Exercise goal:
Write out every entry word for word.

Extracted data:
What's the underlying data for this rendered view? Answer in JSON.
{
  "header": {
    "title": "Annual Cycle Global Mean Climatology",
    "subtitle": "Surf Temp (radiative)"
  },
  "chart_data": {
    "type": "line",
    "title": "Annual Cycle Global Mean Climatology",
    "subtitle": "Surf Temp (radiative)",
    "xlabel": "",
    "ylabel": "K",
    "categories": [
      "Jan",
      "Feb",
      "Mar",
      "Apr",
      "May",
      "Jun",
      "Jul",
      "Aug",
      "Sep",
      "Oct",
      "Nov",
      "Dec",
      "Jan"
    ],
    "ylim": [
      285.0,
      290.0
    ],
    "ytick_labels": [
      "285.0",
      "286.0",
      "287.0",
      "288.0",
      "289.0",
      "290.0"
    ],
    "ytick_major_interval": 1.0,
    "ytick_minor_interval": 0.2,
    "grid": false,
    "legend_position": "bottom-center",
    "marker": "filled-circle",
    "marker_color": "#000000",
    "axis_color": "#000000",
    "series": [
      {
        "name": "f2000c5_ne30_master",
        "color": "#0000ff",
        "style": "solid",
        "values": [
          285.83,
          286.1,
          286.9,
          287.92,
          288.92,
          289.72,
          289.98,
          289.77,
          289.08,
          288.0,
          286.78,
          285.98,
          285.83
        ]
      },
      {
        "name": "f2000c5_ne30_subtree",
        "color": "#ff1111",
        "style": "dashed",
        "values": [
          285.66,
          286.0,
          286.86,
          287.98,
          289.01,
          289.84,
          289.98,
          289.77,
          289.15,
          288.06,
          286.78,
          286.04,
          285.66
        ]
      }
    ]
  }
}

Reply to the exercise:
What's the underlying data for this rendered view? Answer in JSON.
{
  "header": {
    "title": "Annual Cycle Global Mean Climatology",
    "subtitle": "Surf Temp (radiative)"
  },
  "chart_data": {
    "type": "line",
    "title": "Annual Cycle Global Mean Climatology",
    "subtitle": "Surf Temp (radiative)",
    "xlabel": "",
    "ylabel": "K",
    "categories": [
      "Jan",
      "Feb",
      "Mar",
      "Apr",
      "May",
      "Jun",
      "Jul",
      "Aug",
      "Sep",
      "Oct",
      "Nov",
      "Dec",
      "Jan"
    ],
    "ylim": [
      285.0,
      290.0
    ],
    "ytick_labels": [
      "285.0",
      "286.0",
      "287.0",
      "288.0",
      "289.0",
      "290.0"
    ],
    "ytick_major_interval": 1.0,
    "ytick_minor_interval": 0.2,
    "grid": false,
    "legend_position": "bottom-center",
    "marker": "filled-circle",
    "marker_color": "#000000",
    "axis_color": "#000000",
    "series": [
      {
        "name": "f2000c5_ne30_master",
        "color": "#0000ff",
        "style": "solid",
        "values": [
          285.83,
          286.1,
          286.9,
          287.92,
          288.92,
          289.72,
          289.98,
          289.77,
          289.08,
          288.0,
          286.78,
          285.98,
          285.83
        ]
      },
      {
        "name": "f2000c5_ne30_subtree",
        "color": "#ff1111",
        "style": "dashed",
        "values": [
          285.66,
          286.0,
          286.86,
          287.98,
          289.01,
          289.84,
          289.98,
          289.77,
          289.15,
          288.06,
          286.78,
          286.04,
          285.66
        ]
      }
    ]
  }
}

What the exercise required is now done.